# [Problem to solve]
Any pictures in the records below should be skipped; write out everything else exactly.

# [Record extracts]
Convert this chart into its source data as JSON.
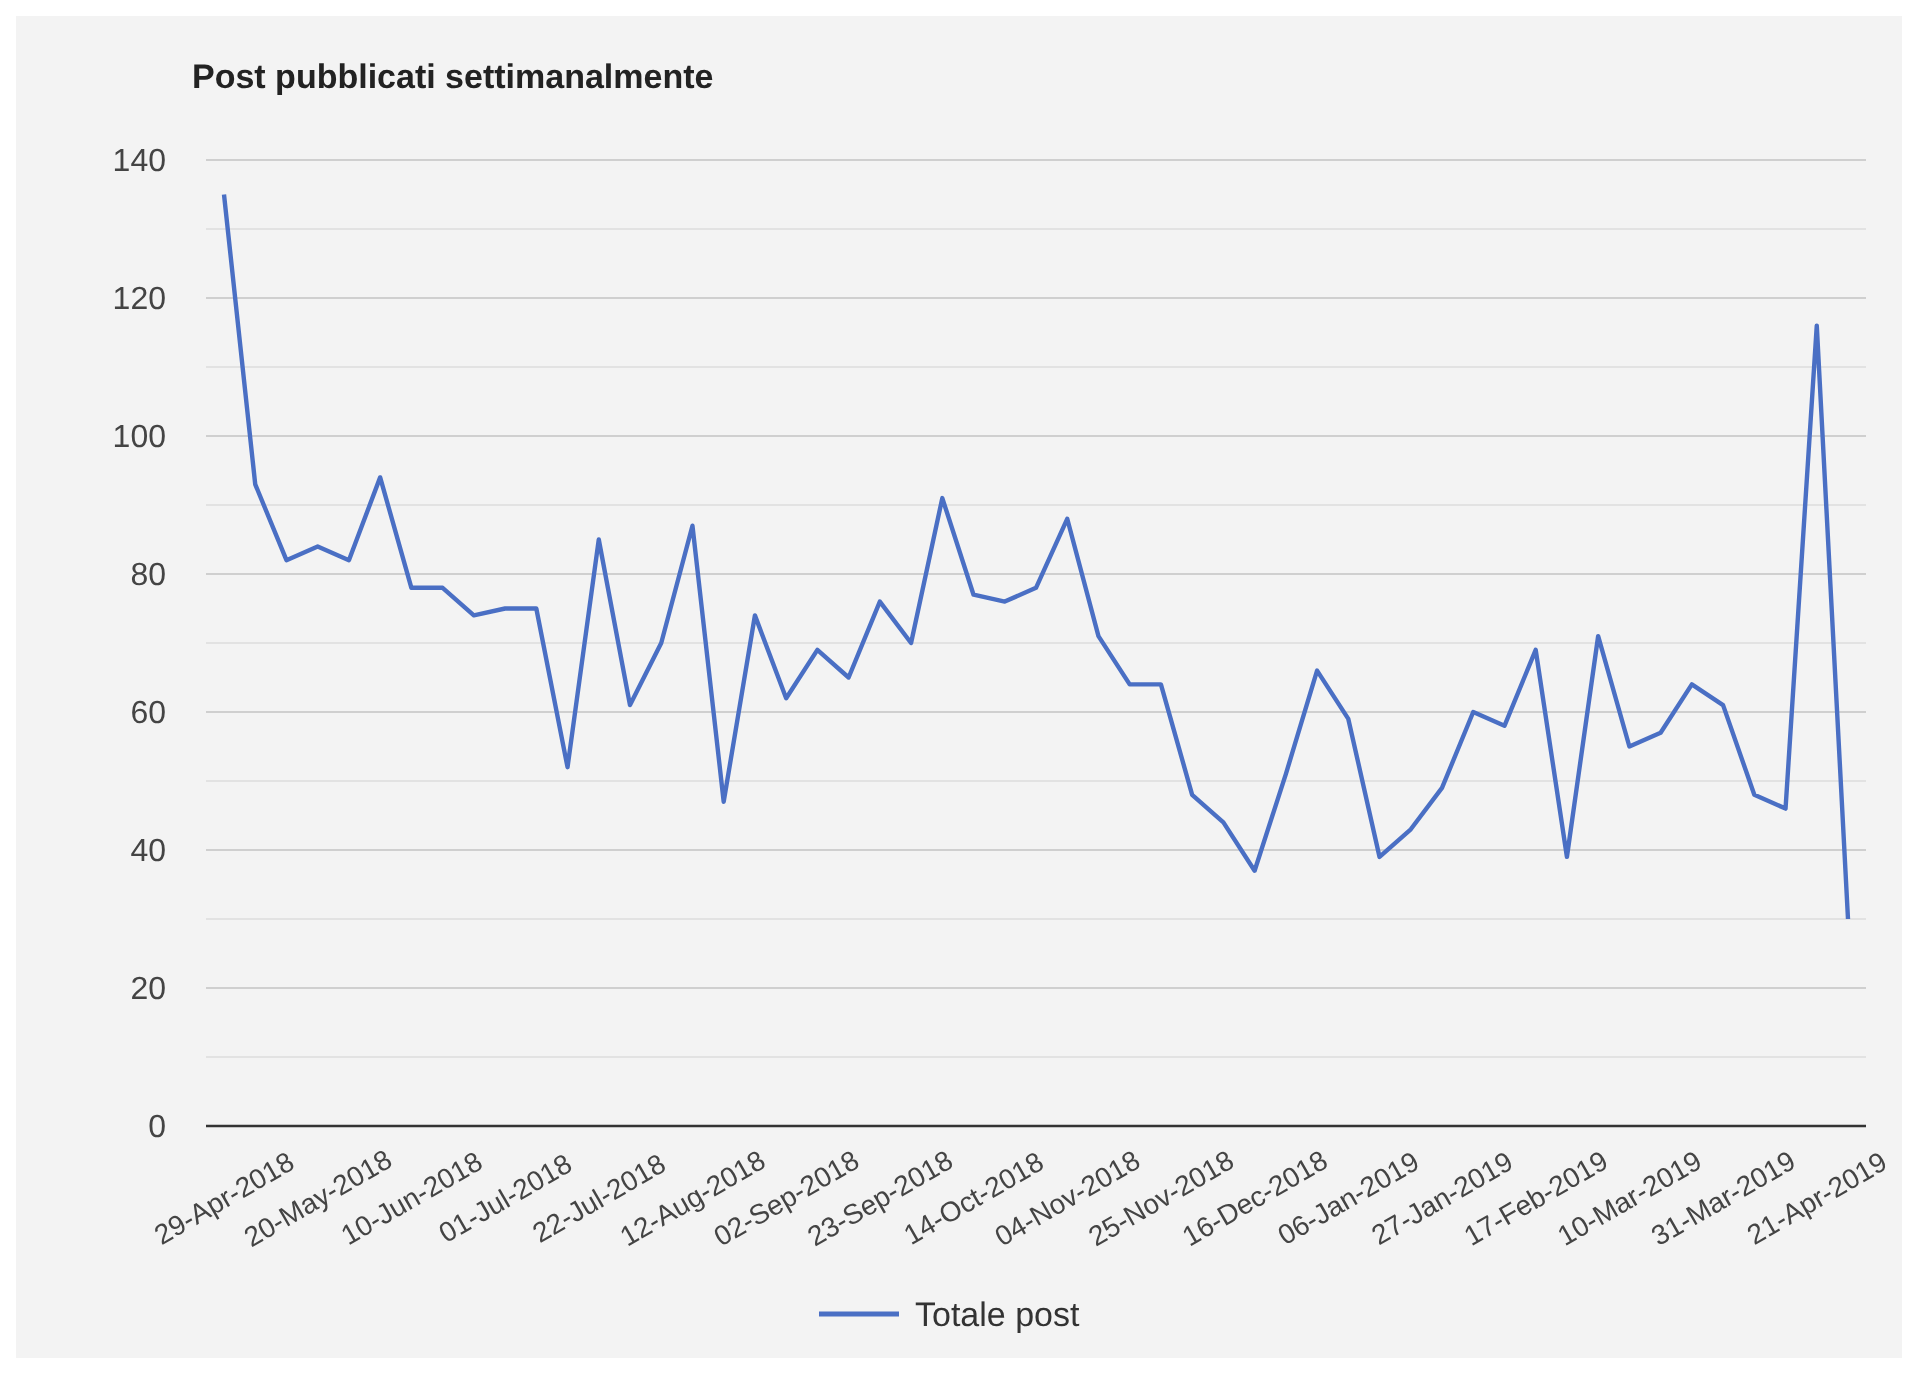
{
  "chart_data": {
    "type": "line",
    "title": "Post pubblicati settimanalmente",
    "categories": [
      "29-Apr-2018",
      null,
      null,
      "20-May-2018",
      null,
      null,
      "10-Jun-2018",
      null,
      null,
      "01-Jul-2018",
      null,
      null,
      "22-Jul-2018",
      null,
      null,
      "12-Aug-2018",
      null,
      null,
      "02-Sep-2018",
      null,
      null,
      "23-Sep-2018",
      null,
      null,
      "14-Oct-2018",
      null,
      null,
      "04-Nov-2018",
      null,
      null,
      "25-Nov-2018",
      null,
      null,
      "16-Dec-2018",
      null,
      null,
      "06-Jan-2019",
      null,
      null,
      "27-Jan-2019",
      null,
      null,
      "17-Feb-2019",
      null,
      null,
      "10-Mar-2019",
      null,
      null,
      "31-Mar-2019",
      null,
      null,
      "21-Apr-2019",
      null
    ],
    "series": [
      {
        "name": "Totale post",
        "color": "#4a6fc4",
        "values": [
          135,
          93,
          82,
          84,
          82,
          94,
          78,
          78,
          74,
          75,
          75,
          52,
          85,
          61,
          70,
          87,
          47,
          74,
          62,
          69,
          65,
          76,
          70,
          91,
          77,
          76,
          78,
          88,
          71,
          64,
          64,
          48,
          44,
          37,
          51,
          66,
          59,
          39,
          43,
          49,
          60,
          58,
          69,
          39,
          71,
          55,
          57,
          64,
          61,
          48,
          46,
          116,
          30
        ]
      }
    ],
    "ylim": [
      0,
      140
    ],
    "yticks": [
      0,
      {
        "value": 10,
        "label": null
      },
      20,
      {
        "value": 30,
        "label": null
      },
      40,
      {
        "value": 50,
        "label": null
      },
      60,
      {
        "value": 70,
        "label": null
      },
      80,
      {
        "value": 90,
        "label": null
      },
      100,
      {
        "value": 110,
        "label": null
      },
      120,
      {
        "value": 130,
        "label": null
      },
      140
    ],
    "grid": "y",
    "legend": "bottom",
    "marker": "none",
    "line_style": "solid"
  }
}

# [Output of the task]
Convert this chart into its source data as JSON.
{
  "chart_data": {
    "type": "line",
    "title": "Post pubblicati settimanalmente",
    "categories": [
      "29-Apr-2018",
      null,
      null,
      "20-May-2018",
      null,
      null,
      "10-Jun-2018",
      null,
      null,
      "01-Jul-2018",
      null,
      null,
      "22-Jul-2018",
      null,
      null,
      "12-Aug-2018",
      null,
      null,
      "02-Sep-2018",
      null,
      null,
      "23-Sep-2018",
      null,
      null,
      "14-Oct-2018",
      null,
      null,
      "04-Nov-2018",
      null,
      null,
      "25-Nov-2018",
      null,
      null,
      "16-Dec-2018",
      null,
      null,
      "06-Jan-2019",
      null,
      null,
      "27-Jan-2019",
      null,
      null,
      "17-Feb-2019",
      null,
      null,
      "10-Mar-2019",
      null,
      null,
      "31-Mar-2019",
      null,
      null,
      "21-Apr-2019",
      null
    ],
    "series": [
      {
        "name": "Totale post",
        "color": "#4a6fc4",
        "values": [
          135,
          93,
          82,
          84,
          82,
          94,
          78,
          78,
          74,
          75,
          75,
          52,
          85,
          61,
          70,
          87,
          47,
          74,
          62,
          69,
          65,
          76,
          70,
          91,
          77,
          76,
          78,
          88,
          71,
          64,
          64,
          48,
          44,
          37,
          51,
          66,
          59,
          39,
          43,
          49,
          60,
          58,
          69,
          39,
          71,
          55,
          57,
          64,
          61,
          48,
          46,
          116,
          30
        ]
      }
    ],
    "ylim": [
      0,
      140
    ],
    "yticks": [
      0,
      {
        "value": 10,
        "label": null
      },
      20,
      {
        "value": 30,
        "label": null
      },
      40,
      {
        "value": 50,
        "label": null
      },
      60,
      {
        "value": 70,
        "label": null
      },
      80,
      {
        "value": 90,
        "label": null
      },
      100,
      {
        "value": 110,
        "label": null
      },
      120,
      {
        "value": 130,
        "label": null
      },
      140
    ],
    "grid": "y",
    "legend": "bottom",
    "marker": "none",
    "line_style": "solid"
  }
}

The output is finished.